▸ ASSIGNMENT: Would you retype exactly the lines below, from the one containing "Type out the text in this image." through the end of the entries, both ends included, but not the pictures?
━━━ DATASET
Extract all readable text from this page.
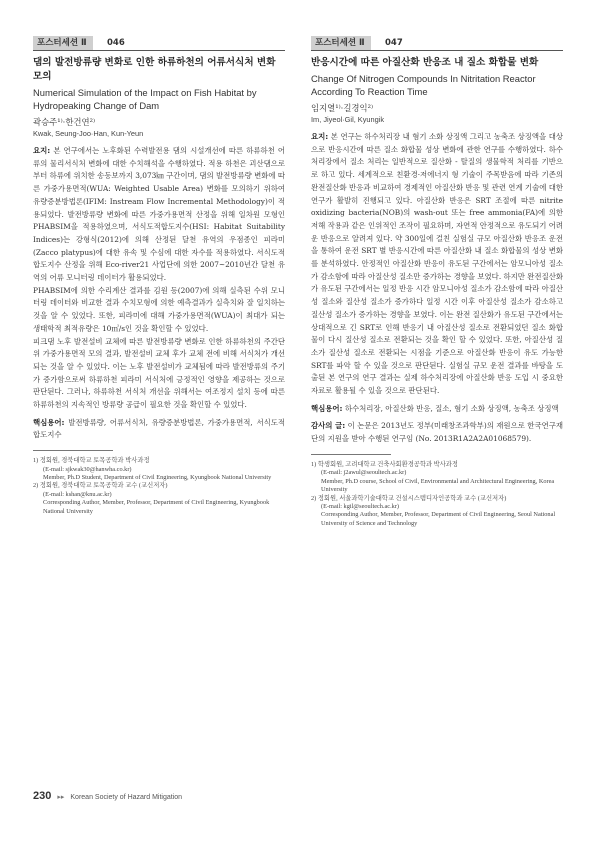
포스터세션 Ⅱ	046
댐의 발전방류량 변화로 인한 하류하천의 어류서식처 변화 모의
Numerical Simulation of the Impact on Fish Habitat by Hydropeaking Change of Dam
곽승주¹⁾·한건연²⁾
Kwak, Seung-Joo·Han, Kun-Yeun

요지: 본 연구에서는 노후화된 수력발전용 댐의 시설개선에 따른 하류하천 어류의 물리서식처 변화에 대한 수치해석을 수행하였다. 적용 하천은 괴산댐으로부터 하류에 위치한 송동보까지 3,073㎞ 구간이며, 댐의 발전방류량 변화에 따른 가중가용면적(WUA: Weighted Usable Area) 변화를 모의하기 위하여 유량증분방법론(IFIM: Instream Flow Incremental Methodology)이 적용되었다. 발전방류량 변화에 따른 가중가용면적 산정을 위해 일차원 모형인 PHABSIM을 적용하였으며, 서식도적합도지수(HSI: Habitat Suitability Indices)는 강형식(2012)에 의해 산정된 달천 유역의 우점종인 피라미(Zacco platypus)에 대한 유속 및 수심에 대한 자수를 적용하였다. 서식도적합도지수 산정을 위해 Eco-river21 사업단에 의한 2007~2010년간 달천 유역의 어류 모니터링 데이터가 활용되었다.

PHABSIM에 의한 수리계산 결과를 김원 등(2007)에 의해 실측된 수위 모니터링 데이터와 비교한 결과 수치모형에 의한 예측결과가 실측치와 잘 일치하는 것을 알 수 있었다. 또한, 피라미에 대해 가중가용면적(WUA)이 최대가 되는 생태학적 최적유량은 10㎥/s인 것을 확인할 수 있었다.

피크댐 노후 발전설비 교체에 따른 발전방류량 변화로 인한 하류하천의 주간단위 가중가용면적 모의 결과, 발전설비 교체 후가 교체 전에 비해 서식처가 개선되는 것을 알 수 있었다. 이는 노후 발전설비가 교체됨에 따라 발전방류의 주기가 증가함으로써 하류하천 피라미 서식처에 긍정적인 영향을 제공하는 것으로 판단된다. 그러나, 하류하천 서식처 개선을 위해서는 여조정지 설치 등에 따른 하류하천의 지속적인 방류량 공급이 필요한 것을 확인할 수 있었다.

핵심용어: 발전방류량, 어류서식처, 유량증분방법론, 가중가용면적, 서식도적합도지수

1) 정회원, 경북대학교 토목공학과 박사과정
(E-mail: sjkwak30@hanwha.co.kr)
Member, Ph.D Student, Department of Civil Engineering, Kyungbook National University

2) 정회원, 경북대학교 토목공학과 교수 (교신저자)
(E-mail: kshan@knu.ac.kr)
Corresponding Author, Member, Professor, Department of Civil Engineering, Kyungbook National University

포스터세션 Ⅱ	047
반응시간에 따른 아질산화 반응조 내 질소 화합물 변화
Change Of Nitrogen Compounds In Nitritation Reactor According To Reaction Time
임지열¹⁾·길경익²⁾
Im, Jiyeol·Gil, Kyungik

요지: 본 연구는 하수처리장 내 혐기 소화 상징액 그리고 농축조 상징액을 대상으로 반응시간에 따른 질소 화합물 성상 변화에 관한 연구를 수행하였다. 하수처리장에서 질소 처리는 일반적으로 질산화 - 탈질의 생물학적 처리를 기반으로 하고 있다. 세계적으로 친환경·저에너지 형 기술이 주목받음에 따라 기존의 완전질산화 반응과 비교하여 경제적인 아질산화 반응 및 관련 연계 기술에 대한 연구가 활발히 진행되고 있다. 아질산화 반응은 SRT 조절에 따른 nitrite oxidizing bacteria(NOB)의 wash-out 또는 free ammonia(FA)에 의한 저해 작용과 같은 인위적인 조작이 필요하며, 자연적 안정적으로 유도되기 어려운 반응으로 알려져 있다. 약 300일에 걸친 실험실 규모 아질산화 반응조 운전을 통하여 운전 SRT 별 반응시간에 따른 아질산화 내 질소 화합물의 성상 변화를 분석하였다. 안정적인 아질산화 반응이 유도된 구간에서는 암모니아성 질소가 감소함에 따라 아질산성 질소만 증가하는 경향을 보였다. 하지만 완전질산화가 유도된 구간에서는 일정 반응 시간 암모니아성 질소가 감소함에 따라 아질산성 질소와 질산성 질소가 증가하다 일정 시간 이후 아질산성 질소가 감소하고 질산성 질소가 증가하는 경향을 보였다. 이는 완전 질산화가 유도된 구간에서는 상대적으로 긴 SRT로 인해 반응기 내 아질산성 질소로 전환되었던 질소 화합물이 다시 질산성 질소로 전환되는 것을 확인 할 수 있었다. 또한, 아질산성 질소가 질산성 질소로 전환되는 시점을 기준으로 아질산화 반응이 유도 가능한 SRT를 파악 할 수 있을 것으로 판단된다. 실험실 규모 운전 결과를 바탕을 도출된 본 연구의 연구 결과는 실제 하수처리장에 아질산화 반응 도입 시 중요한 자료로 활용될 수 있을 것으로 판단된다.

핵심용어: 하수처리장, 아질산화 반응, 질소, 혐기 소화 상징액, 농축조 상징액

감사의 글: 이 논문은 2013년도 정부(미래창조과학부)의 재원으로 한국연구재단의 지원을 받아 수행된 연구임 (No. 2013R1A2A2A01068579).

1) 학생회원, 고려대학교 건축사회환경공학과 박사과정
(E-mail: j2awul@seoultech.ac.kr)
Member, Ph.D course, School of Civil, Environmental and Architectural Engineering, Korea University

2) 정회원, 서울과학기술대학교 건설시스템디자인공학과 교수 (교신저자)
(E-mail: kgil@seoultech.ac.kr)
Corresponding Author, Member, Professor, Department of Civil Engineering, Seoul National University of Science and Technology

230 ▸▸ Korean Society of Hazard Mitigation
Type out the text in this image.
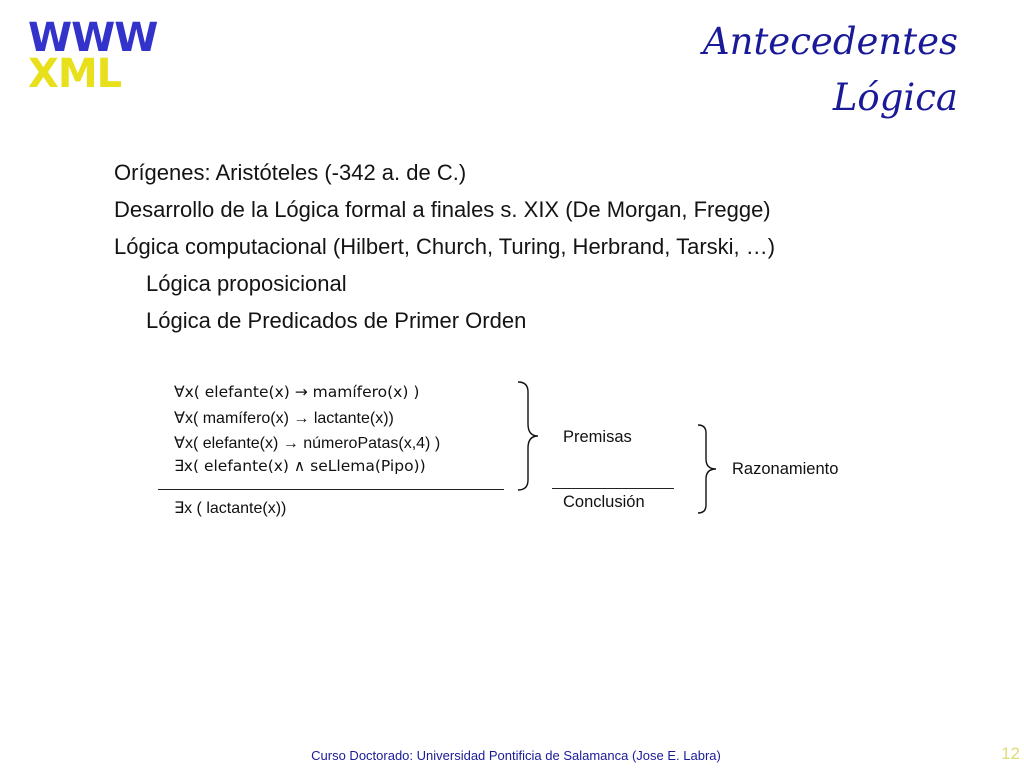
WWW
XML
Antecedentes
Lógica
Orígenes: Aristóteles (-342 a. de C.)
Desarrollo de la Lógica formal a finales s. XIX (De Morgan, Fregge)
Lógica computacional (Hilbert, Church, Turing, Herbrand, Tarski, …)
Lógica proposicional
Lógica de Predicados de Primer Orden
∀x( elefante(x) → mamífero(x) )
∀x( mamífero(x) → lactante(x))
∀x( elefante(x) → númeroPatas(x,4) )
∃x( elefante(x) ∧ seLlema(Pipo))
∃x ( lactante(x))
Premisas
Conclusión
Razonamiento
Curso Doctorado: Universidad Pontificia de Salamanca (Jose E. Labra)	12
━━━━━━
▸ ANSWER FOR THE TASK:
Type out the text in this image.
WWW
XML
Antecedentes
Lógica
Orígenes: Aristóteles (-342 a. de C.)
Desarrollo de la Lógica formal a finales s. XIX (De Morgan, Fregge)
Lógica computacional (Hilbert, Church, Turing, Herbrand, Tarski, …)
Lógica proposicional
Lógica de Predicados de Primer Orden
∀x( elefante(x) → mamífero(x) )
∀x( mamífero(x) → lactante(x))
∀x( elefante(x) → númeroPatas(x,4) )
∃x( elefante(x) ∧ seLlema(Pipo))
∃x ( lactante(x))
Premisas
Conclusión
Razonamiento
Curso Doctorado: Universidad Pontificia de Salamanca (Jose E. Labra)	12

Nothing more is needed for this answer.